┌──
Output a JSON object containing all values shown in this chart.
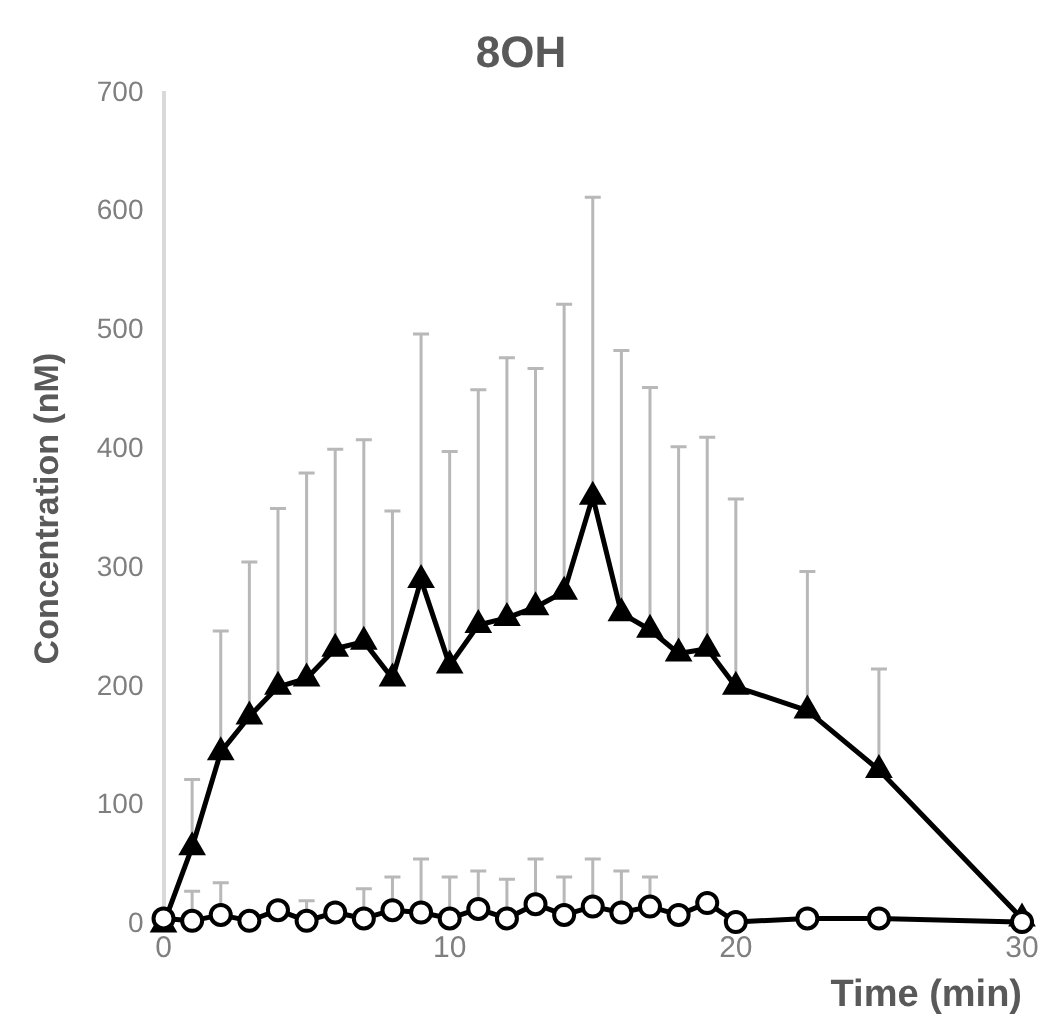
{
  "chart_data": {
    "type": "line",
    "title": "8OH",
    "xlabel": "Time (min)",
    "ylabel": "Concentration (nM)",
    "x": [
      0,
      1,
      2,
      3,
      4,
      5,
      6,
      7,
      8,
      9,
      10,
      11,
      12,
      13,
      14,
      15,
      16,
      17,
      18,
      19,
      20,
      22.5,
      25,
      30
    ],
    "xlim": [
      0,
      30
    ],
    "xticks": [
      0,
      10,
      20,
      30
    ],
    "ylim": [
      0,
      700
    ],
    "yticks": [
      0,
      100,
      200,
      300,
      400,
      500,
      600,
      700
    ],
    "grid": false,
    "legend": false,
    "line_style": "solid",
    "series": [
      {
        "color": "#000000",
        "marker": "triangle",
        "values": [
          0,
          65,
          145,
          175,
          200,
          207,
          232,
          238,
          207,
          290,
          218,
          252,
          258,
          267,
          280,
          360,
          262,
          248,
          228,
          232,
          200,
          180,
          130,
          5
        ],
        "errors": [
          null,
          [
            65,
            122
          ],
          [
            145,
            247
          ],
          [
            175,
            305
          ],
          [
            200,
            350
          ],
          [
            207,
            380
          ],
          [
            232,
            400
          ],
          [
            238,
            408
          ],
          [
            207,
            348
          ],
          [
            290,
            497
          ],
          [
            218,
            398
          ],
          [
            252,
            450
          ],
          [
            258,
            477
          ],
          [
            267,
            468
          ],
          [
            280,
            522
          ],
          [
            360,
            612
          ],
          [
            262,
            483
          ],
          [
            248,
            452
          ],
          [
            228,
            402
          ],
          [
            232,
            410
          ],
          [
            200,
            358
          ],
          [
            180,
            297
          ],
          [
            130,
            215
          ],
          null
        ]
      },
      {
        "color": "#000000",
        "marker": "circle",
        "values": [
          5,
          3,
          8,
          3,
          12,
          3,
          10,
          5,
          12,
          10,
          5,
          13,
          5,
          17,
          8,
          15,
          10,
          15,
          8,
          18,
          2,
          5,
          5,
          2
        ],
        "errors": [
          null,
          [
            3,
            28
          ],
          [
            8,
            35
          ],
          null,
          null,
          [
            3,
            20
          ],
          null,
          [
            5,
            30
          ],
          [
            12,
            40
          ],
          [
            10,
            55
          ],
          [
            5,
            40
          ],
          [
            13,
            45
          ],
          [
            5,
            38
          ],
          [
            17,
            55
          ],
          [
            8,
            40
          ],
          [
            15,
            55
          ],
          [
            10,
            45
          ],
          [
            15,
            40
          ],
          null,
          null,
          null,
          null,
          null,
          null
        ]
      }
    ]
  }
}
└──
┌──
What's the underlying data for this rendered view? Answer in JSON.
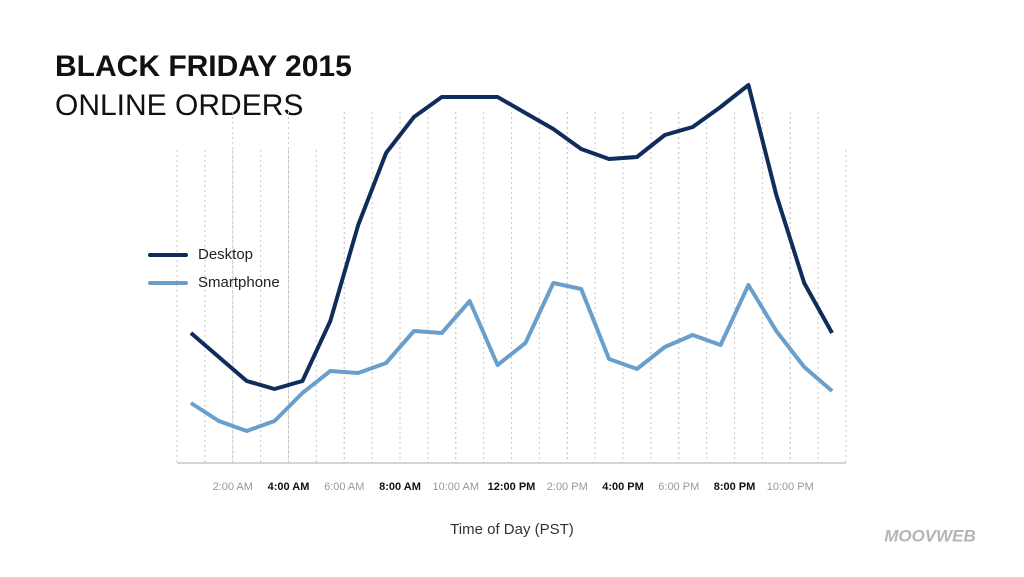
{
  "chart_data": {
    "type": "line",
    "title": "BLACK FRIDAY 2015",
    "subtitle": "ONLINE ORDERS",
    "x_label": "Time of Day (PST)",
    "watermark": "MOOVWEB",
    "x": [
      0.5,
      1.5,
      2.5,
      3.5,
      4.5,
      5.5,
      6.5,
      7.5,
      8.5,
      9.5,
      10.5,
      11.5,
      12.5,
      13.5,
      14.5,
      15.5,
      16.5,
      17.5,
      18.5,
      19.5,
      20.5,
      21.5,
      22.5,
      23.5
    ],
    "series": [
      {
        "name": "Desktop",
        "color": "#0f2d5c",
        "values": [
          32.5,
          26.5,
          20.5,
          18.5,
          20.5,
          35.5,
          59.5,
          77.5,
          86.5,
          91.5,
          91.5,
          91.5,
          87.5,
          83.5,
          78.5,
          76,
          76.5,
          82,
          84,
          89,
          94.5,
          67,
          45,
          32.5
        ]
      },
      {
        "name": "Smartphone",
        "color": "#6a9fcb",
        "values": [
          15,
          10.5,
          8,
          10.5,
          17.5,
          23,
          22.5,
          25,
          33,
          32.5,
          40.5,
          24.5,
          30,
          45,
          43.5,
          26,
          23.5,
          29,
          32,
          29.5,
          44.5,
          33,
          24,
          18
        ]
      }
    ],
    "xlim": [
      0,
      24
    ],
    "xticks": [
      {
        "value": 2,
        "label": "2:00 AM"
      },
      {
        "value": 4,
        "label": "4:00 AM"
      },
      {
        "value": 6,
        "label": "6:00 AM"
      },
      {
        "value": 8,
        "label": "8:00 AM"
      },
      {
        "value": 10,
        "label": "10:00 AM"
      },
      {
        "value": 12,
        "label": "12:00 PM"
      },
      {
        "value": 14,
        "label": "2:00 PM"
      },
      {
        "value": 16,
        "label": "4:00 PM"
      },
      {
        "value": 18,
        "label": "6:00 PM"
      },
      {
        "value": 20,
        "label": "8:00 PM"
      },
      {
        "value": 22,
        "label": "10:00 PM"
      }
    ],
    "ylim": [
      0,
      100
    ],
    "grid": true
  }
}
└──
• [Task requirements]: Where a line of the entries contains the word "color", copy that line.

• [Written answer]:
        "color": "#000000",
        "color": "#000000",
        "color": "#0f2d5c",
        "color": "#6a9fcb",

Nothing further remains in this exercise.